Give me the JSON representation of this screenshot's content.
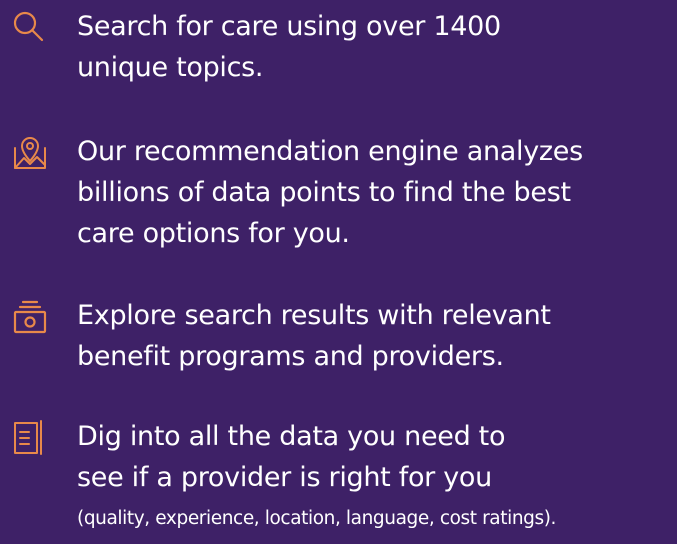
{
  "colors": {
    "background": "#3e2167",
    "icon_accent": "#e8894a",
    "text": "#ffffff"
  },
  "features": [
    {
      "icon": "search-icon",
      "lines": [
        "Search for care using over 1400",
        "unique topics."
      ]
    },
    {
      "icon": "map-location-icon",
      "lines": [
        "Our recommendation engine analyzes",
        "billions of data points to find the best",
        "care options for you."
      ]
    },
    {
      "icon": "benefits-box-icon",
      "lines": [
        "Explore search results with relevant",
        "benefit programs and providers."
      ]
    },
    {
      "icon": "document-list-icon",
      "lines": [
        "Dig into all the data you need to",
        "see if a provider is right for you"
      ],
      "note": "(quality, experience, location, language, cost ratings)."
    }
  ]
}
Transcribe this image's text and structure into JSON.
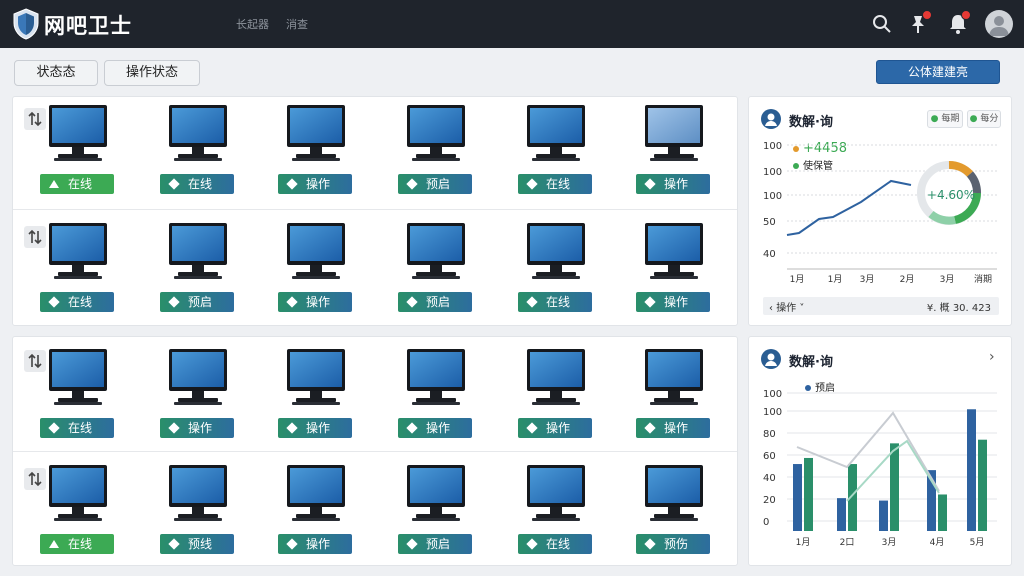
{
  "header": {
    "title": "网吧卫士",
    "nav": [
      "长起器",
      "消查"
    ],
    "icons": [
      "search-icon",
      "pin-icon",
      "bell-icon"
    ]
  },
  "tabs": [
    "状态态",
    "操作状态"
  ],
  "action_button": "公体建建亮",
  "machines_rows": [
    [
      "在线",
      "在线",
      "操作",
      "预启",
      "在线",
      "操作"
    ],
    [
      "在线",
      "预启",
      "操作",
      "预启",
      "在线",
      "操作"
    ],
    [
      "在线",
      "操作",
      "操作",
      "操作",
      "操作",
      "操作"
    ],
    [
      "在线",
      "预线",
      "操作",
      "预启",
      "在线",
      "预伤"
    ]
  ],
  "status_styles": [
    [
      "green",
      "teal",
      "teal",
      "teal",
      "teal",
      "teal"
    ],
    [
      "teal",
      "teal",
      "teal",
      "teal",
      "teal",
      "teal"
    ],
    [
      "teal",
      "teal",
      "teal",
      "teal",
      "teal",
      "teal"
    ],
    [
      "green",
      "teal",
      "teal",
      "teal",
      "teal",
      "teal"
    ]
  ],
  "colors": {
    "topbar": "#1f242c",
    "accent": "#2c68a8",
    "green": "#3caa54",
    "teal": "#2a8f6a"
  },
  "side_top": {
    "title": "数解·询",
    "buttons": [
      "每期",
      "每分"
    ],
    "legend": [
      {
        "label": "4458",
        "color": "#e39a2d"
      },
      {
        "label": "使保管",
        "color": "#3caa54"
      }
    ],
    "donut_value": "4.60%",
    "footer_left": "操作",
    "footer_right": "¥. 概   30. 423"
  },
  "side_bottom": {
    "title": "数解·询",
    "legend": "预启"
  },
  "chart_data": [
    {
      "type": "line",
      "x": [
        "1月",
        "1月",
        "3月",
        "2月",
        "3月",
        "消期"
      ],
      "yticks": [
        100,
        100,
        100,
        50,
        40
      ],
      "series": [
        {
          "values": [
            42,
            44,
            58,
            60,
            75,
            96,
            92
          ]
        }
      ],
      "title": "数解·询"
    },
    {
      "type": "bar",
      "categories": [
        "1月",
        "2口",
        "3月",
        "4月",
        "5月"
      ],
      "yticks": [
        100,
        100,
        80,
        60,
        40,
        20,
        0
      ],
      "series": [
        {
          "color": "#2e62a0",
          "values": [
            55,
            27,
            25,
            50,
            100
          ]
        },
        {
          "color": "#2a8f6a",
          "values": [
            60,
            55,
            72,
            30,
            75
          ]
        }
      ],
      "overlay_lines": true,
      "ylim": [
        0,
        115
      ]
    }
  ]
}
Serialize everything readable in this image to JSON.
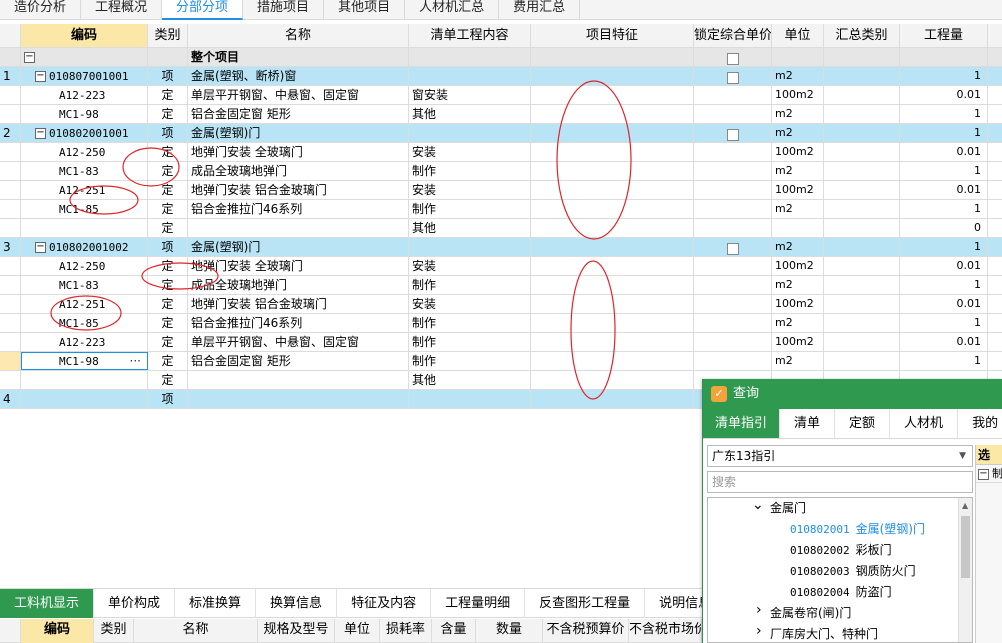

**Exercise prompt**: Transcribe all entries above exactly. Drop the pictures.

**Problem solution**:
Give me the JSON representation of this screenshot's content.
{
  "colors": {
    "background": "#3e2167",
    "icon_accent": "#e8894a",
    "text": "#ffffff"
  },
  "features": [
    {
      "icon": "search-icon",
      "lines": [
        "Search for care using over 1400",
        "unique topics."
      ]
    },
    {
      "icon": "map-location-icon",
      "lines": [
        "Our recommendation engine analyzes",
        "billions of data points to find the best",
        "care options for you."
      ]
    },
    {
      "icon": "benefits-box-icon",
      "lines": [
        "Explore search results with relevant",
        "benefit programs and providers."
      ]
    },
    {
      "icon": "document-list-icon",
      "lines": [
        "Dig into all the data you need to",
        "see if a provider is right for you"
      ],
      "note": "(quality, experience, location, language, cost ratings)."
    }
  ]
}
Transcribe this image's text and structure into JSON.
{
  "header": {
    "title": "网吧卫士",
    "nav": [
      "长起器",
      "消查"
    ],
    "icons": [
      "search-icon",
      "pin-icon",
      "bell-icon"
    ]
  },
  "tabs": [
    "状态态",
    "操作状态"
  ],
  "action_button": "公体建建亮",
  "machines_rows": [
    [
      "在线",
      "在线",
      "操作",
      "预启",
      "在线",
      "操作"
    ],
    [
      "在线",
      "预启",
      "操作",
      "预启",
      "在线",
      "操作"
    ],
    [
      "在线",
      "操作",
      "操作",
      "操作",
      "操作",
      "操作"
    ],
    [
      "在线",
      "预线",
      "操作",
      "预启",
      "在线",
      "预伤"
    ]
  ],
  "status_styles": [
    [
      "green",
      "teal",
      "teal",
      "teal",
      "teal",
      "teal"
    ],
    [
      "teal",
      "teal",
      "teal",
      "teal",
      "teal",
      "teal"
    ],
    [
      "teal",
      "teal",
      "teal",
      "teal",
      "teal",
      "teal"
    ],
    [
      "green",
      "teal",
      "teal",
      "teal",
      "teal",
      "teal"
    ]
  ],
  "colors": {
    "topbar": "#1f242c",
    "accent": "#2c68a8",
    "green": "#3caa54",
    "teal": "#2a8f6a"
  },
  "side_top": {
    "title": "数解·询",
    "buttons": [
      "每期",
      "每分"
    ],
    "legend": [
      {
        "label": "4458",
        "color": "#e39a2d"
      },
      {
        "label": "使保管",
        "color": "#3caa54"
      }
    ],
    "donut_value": "4.60%",
    "footer_left": "操作",
    "footer_right": "¥. 概   30. 423"
  },
  "side_bottom": {
    "title": "数解·询",
    "legend": "预启"
  },
  "chart_data": [
    {
      "type": "line",
      "x": [
        "1月",
        "1月",
        "3月",
        "2月",
        "3月",
        "消期"
      ],
      "yticks": [
        100,
        100,
        100,
        50,
        40
      ],
      "series": [
        {
          "values": [
            42,
            44,
            58,
            60,
            75,
            96,
            92
          ]
        }
      ],
      "title": "数解·询"
    },
    {
      "type": "bar",
      "categories": [
        "1月",
        "2口",
        "3月",
        "4月",
        "5月"
      ],
      "yticks": [
        100,
        100,
        80,
        60,
        40,
        20,
        0
      ],
      "series": [
        {
          "color": "#2e62a0",
          "values": [
            55,
            27,
            25,
            50,
            100
          ]
        },
        {
          "color": "#2a8f6a",
          "values": [
            60,
            55,
            72,
            30,
            75
          ]
        }
      ],
      "overlay_lines": true,
      "ylim": [
        0,
        115
      ]
    }
  ]
}
Serialize everything readable in this image to JSON.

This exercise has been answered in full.